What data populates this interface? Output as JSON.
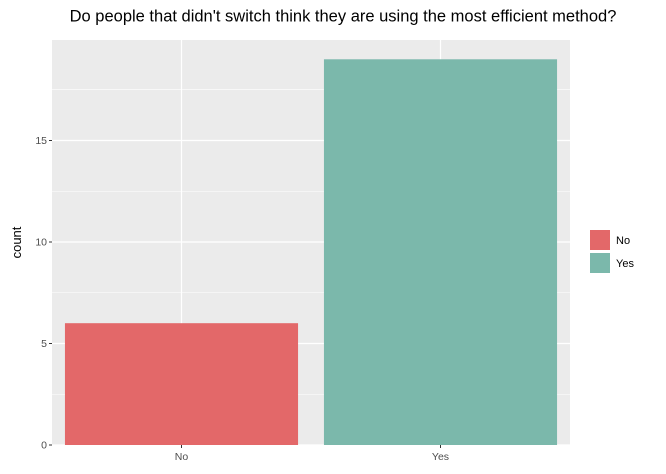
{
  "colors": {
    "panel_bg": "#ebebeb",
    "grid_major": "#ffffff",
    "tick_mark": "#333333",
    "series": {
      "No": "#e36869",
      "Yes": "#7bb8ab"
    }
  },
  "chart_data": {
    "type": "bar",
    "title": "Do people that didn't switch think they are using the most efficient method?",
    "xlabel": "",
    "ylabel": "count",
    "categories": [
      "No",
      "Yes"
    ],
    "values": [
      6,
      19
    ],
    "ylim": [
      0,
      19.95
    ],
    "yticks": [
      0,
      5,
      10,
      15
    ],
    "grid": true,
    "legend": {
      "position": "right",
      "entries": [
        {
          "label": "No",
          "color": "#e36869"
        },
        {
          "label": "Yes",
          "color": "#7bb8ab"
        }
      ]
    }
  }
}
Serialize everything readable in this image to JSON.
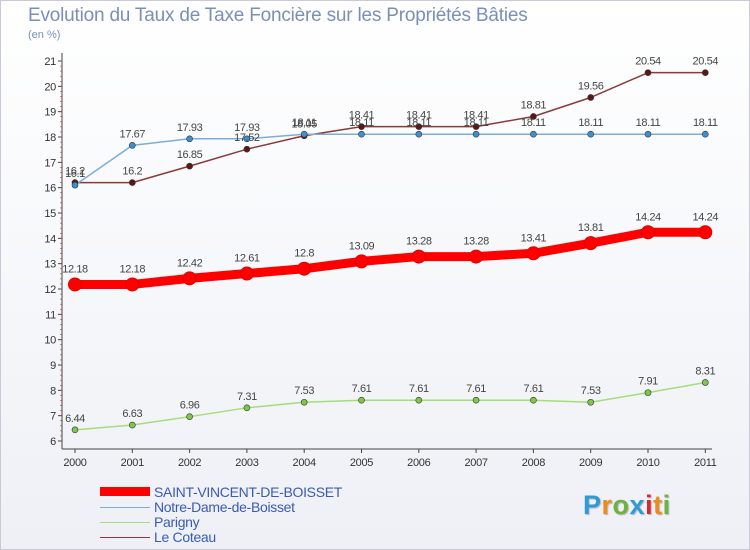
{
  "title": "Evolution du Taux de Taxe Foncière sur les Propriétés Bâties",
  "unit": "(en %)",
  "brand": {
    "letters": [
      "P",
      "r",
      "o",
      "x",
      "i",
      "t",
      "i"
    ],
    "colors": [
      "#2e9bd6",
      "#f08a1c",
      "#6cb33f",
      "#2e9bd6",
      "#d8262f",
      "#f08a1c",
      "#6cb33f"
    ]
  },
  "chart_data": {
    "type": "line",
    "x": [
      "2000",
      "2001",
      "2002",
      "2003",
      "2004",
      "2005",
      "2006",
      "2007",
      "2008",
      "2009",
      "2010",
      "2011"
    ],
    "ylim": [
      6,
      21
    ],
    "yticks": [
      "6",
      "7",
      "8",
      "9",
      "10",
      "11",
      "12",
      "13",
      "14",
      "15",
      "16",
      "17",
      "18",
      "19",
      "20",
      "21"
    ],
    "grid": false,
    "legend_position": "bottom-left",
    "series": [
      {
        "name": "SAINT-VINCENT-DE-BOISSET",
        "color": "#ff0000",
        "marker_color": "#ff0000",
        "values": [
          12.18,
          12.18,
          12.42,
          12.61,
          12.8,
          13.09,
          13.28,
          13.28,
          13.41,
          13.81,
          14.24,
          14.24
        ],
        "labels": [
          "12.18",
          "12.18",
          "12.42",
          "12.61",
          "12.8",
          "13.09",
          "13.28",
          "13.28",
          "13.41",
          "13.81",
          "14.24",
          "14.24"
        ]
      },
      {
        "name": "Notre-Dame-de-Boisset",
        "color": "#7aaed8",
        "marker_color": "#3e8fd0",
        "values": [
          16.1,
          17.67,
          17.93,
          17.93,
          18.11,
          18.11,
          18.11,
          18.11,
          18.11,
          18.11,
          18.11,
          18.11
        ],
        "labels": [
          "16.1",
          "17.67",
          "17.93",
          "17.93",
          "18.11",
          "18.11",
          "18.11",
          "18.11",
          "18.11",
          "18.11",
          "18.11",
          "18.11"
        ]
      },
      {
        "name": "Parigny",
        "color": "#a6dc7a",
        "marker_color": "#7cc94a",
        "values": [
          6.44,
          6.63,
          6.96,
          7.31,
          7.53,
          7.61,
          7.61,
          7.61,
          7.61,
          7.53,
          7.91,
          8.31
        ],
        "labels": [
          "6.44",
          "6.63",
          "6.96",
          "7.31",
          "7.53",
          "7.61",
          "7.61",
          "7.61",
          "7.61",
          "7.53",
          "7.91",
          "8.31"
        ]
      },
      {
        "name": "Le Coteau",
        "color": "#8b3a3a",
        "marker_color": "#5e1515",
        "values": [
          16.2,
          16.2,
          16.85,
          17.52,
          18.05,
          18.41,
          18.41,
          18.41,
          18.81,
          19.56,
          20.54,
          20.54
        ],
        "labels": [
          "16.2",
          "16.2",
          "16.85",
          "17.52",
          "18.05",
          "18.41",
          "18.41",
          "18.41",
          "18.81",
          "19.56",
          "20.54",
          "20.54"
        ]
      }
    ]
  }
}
-*-*-
:: GIVEN REQUEST ::
Every line above should be returned exactly; the pictures stay out.

:: THE ANSWER ::
What data populates this interface? Output as JSON.
{
  "colors": {
    "panel_bg": "#ebebeb",
    "grid_major": "#ffffff",
    "tick_mark": "#333333",
    "series": {
      "No": "#e36869",
      "Yes": "#7bb8ab"
    }
  },
  "chart_data": {
    "type": "bar",
    "title": "Do people that didn't switch think they are using the most efficient method?",
    "xlabel": "",
    "ylabel": "count",
    "categories": [
      "No",
      "Yes"
    ],
    "values": [
      6,
      19
    ],
    "ylim": [
      0,
      19.95
    ],
    "yticks": [
      0,
      5,
      10,
      15
    ],
    "grid": true,
    "legend": {
      "position": "right",
      "entries": [
        {
          "label": "No",
          "color": "#e36869"
        },
        {
          "label": "Yes",
          "color": "#7bb8ab"
        }
      ]
    }
  }
}
Serialize everything readable in this image to JSON.
{
  "title": "Evolution du Taux de Taxe Foncière sur les Propriétés Bâties",
  "unit": "(en %)",
  "brand": {
    "letters": [
      "P",
      "r",
      "o",
      "x",
      "i",
      "t",
      "i"
    ],
    "colors": [
      "#2e9bd6",
      "#f08a1c",
      "#6cb33f",
      "#2e9bd6",
      "#d8262f",
      "#f08a1c",
      "#6cb33f"
    ]
  },
  "chart_data": {
    "type": "line",
    "x": [
      "2000",
      "2001",
      "2002",
      "2003",
      "2004",
      "2005",
      "2006",
      "2007",
      "2008",
      "2009",
      "2010",
      "2011"
    ],
    "ylim": [
      6,
      21
    ],
    "yticks": [
      "6",
      "7",
      "8",
      "9",
      "10",
      "11",
      "12",
      "13",
      "14",
      "15",
      "16",
      "17",
      "18",
      "19",
      "20",
      "21"
    ],
    "grid": false,
    "legend_position": "bottom-left",
    "series": [
      {
        "name": "SAINT-VINCENT-DE-BOISSET",
        "color": "#ff0000",
        "marker_color": "#ff0000",
        "values": [
          12.18,
          12.18,
          12.42,
          12.61,
          12.8,
          13.09,
          13.28,
          13.28,
          13.41,
          13.81,
          14.24,
          14.24
        ],
        "labels": [
          "12.18",
          "12.18",
          "12.42",
          "12.61",
          "12.8",
          "13.09",
          "13.28",
          "13.28",
          "13.41",
          "13.81",
          "14.24",
          "14.24"
        ]
      },
      {
        "name": "Notre-Dame-de-Boisset",
        "color": "#7aaed8",
        "marker_color": "#3e8fd0",
        "values": [
          16.1,
          17.67,
          17.93,
          17.93,
          18.11,
          18.11,
          18.11,
          18.11,
          18.11,
          18.11,
          18.11,
          18.11
        ],
        "labels": [
          "16.1",
          "17.67",
          "17.93",
          "17.93",
          "18.11",
          "18.11",
          "18.11",
          "18.11",
          "18.11",
          "18.11",
          "18.11",
          "18.11"
        ]
      },
      {
        "name": "Parigny",
        "color": "#a6dc7a",
        "marker_color": "#7cc94a",
        "values": [
          6.44,
          6.63,
          6.96,
          7.31,
          7.53,
          7.61,
          7.61,
          7.61,
          7.61,
          7.53,
          7.91,
          8.31
        ],
        "labels": [
          "6.44",
          "6.63",
          "6.96",
          "7.31",
          "7.53",
          "7.61",
          "7.61",
          "7.61",
          "7.61",
          "7.53",
          "7.91",
          "8.31"
        ]
      },
      {
        "name": "Le Coteau",
        "color": "#8b3a3a",
        "marker_color": "#5e1515",
        "values": [
          16.2,
          16.2,
          16.85,
          17.52,
          18.05,
          18.41,
          18.41,
          18.41,
          18.81,
          19.56,
          20.54,
          20.54
        ],
        "labels": [
          "16.2",
          "16.2",
          "16.85",
          "17.52",
          "18.05",
          "18.41",
          "18.41",
          "18.41",
          "18.81",
          "19.56",
          "20.54",
          "20.54"
        ]
      }
    ]
  }
}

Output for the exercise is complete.